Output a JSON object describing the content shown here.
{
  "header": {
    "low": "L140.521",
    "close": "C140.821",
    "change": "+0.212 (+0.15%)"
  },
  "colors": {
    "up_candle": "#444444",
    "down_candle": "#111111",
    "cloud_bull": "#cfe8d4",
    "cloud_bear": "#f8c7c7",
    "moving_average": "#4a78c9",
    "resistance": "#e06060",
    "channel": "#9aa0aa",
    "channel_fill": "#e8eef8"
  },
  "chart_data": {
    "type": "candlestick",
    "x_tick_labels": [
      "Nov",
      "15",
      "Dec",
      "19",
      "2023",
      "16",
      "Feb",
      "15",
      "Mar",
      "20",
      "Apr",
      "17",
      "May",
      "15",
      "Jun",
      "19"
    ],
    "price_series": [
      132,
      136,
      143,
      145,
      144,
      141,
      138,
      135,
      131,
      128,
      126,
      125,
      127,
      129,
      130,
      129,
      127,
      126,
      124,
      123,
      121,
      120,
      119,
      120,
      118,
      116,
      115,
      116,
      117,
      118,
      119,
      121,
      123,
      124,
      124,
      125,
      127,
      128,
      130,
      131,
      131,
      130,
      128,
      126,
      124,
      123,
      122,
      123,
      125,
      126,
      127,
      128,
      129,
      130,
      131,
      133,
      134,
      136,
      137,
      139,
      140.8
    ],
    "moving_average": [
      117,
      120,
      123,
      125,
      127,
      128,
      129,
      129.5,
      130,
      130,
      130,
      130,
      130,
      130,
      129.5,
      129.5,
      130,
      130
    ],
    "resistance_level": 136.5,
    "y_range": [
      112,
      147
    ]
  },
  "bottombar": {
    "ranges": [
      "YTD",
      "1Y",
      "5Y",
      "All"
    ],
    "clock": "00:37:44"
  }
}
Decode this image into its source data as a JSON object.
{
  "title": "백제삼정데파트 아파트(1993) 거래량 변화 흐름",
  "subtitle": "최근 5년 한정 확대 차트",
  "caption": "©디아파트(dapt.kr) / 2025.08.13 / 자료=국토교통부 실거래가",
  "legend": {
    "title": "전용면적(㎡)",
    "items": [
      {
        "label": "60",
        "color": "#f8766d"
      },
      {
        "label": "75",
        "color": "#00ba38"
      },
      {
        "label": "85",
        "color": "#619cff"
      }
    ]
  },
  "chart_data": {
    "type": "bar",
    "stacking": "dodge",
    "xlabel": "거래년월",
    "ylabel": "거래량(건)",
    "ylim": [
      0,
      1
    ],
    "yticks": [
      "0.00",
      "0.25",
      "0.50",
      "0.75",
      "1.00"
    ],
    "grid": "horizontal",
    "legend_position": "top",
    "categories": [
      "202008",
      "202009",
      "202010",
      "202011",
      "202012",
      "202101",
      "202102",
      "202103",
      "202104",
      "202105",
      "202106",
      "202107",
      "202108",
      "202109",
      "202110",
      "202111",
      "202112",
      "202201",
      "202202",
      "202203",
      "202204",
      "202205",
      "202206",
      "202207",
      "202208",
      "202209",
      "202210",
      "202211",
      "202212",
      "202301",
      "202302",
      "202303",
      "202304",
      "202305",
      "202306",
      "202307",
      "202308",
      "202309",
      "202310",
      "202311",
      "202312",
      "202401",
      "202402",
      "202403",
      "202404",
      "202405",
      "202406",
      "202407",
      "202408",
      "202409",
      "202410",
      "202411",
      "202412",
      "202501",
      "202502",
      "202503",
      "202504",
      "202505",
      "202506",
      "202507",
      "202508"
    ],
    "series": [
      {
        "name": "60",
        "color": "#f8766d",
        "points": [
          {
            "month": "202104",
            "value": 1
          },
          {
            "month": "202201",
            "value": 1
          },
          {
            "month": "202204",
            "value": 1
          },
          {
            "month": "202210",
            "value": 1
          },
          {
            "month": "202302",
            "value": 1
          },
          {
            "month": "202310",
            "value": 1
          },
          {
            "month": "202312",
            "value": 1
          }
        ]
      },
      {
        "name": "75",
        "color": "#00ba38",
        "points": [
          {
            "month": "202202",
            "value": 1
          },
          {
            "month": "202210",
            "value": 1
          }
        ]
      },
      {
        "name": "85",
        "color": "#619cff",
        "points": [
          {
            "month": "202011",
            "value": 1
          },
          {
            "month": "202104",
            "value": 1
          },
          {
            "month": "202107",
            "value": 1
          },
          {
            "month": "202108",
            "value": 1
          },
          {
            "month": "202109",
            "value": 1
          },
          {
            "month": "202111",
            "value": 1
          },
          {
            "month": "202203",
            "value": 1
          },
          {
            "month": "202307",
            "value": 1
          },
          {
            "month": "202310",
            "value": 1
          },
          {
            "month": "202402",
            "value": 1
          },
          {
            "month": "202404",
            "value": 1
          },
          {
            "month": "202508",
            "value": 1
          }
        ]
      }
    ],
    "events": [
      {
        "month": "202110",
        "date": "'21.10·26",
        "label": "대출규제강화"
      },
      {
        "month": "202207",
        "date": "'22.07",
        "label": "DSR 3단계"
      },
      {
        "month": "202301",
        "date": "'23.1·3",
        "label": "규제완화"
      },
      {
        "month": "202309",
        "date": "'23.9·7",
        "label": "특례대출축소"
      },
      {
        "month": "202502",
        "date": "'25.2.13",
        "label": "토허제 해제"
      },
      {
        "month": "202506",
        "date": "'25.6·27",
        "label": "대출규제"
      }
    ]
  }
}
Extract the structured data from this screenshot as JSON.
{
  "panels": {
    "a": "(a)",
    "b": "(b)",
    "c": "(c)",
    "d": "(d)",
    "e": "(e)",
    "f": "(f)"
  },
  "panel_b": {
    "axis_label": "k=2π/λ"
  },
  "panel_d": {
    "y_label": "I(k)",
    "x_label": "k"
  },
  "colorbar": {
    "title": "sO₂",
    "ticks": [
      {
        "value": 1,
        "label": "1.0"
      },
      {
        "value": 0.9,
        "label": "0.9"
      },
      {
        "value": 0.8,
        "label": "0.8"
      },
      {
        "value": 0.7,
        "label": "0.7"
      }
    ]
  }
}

_ _ _ _ _

**Stated exercise**
Give back only a number, the number of lines where the string "this" occurs.

**The reply**
2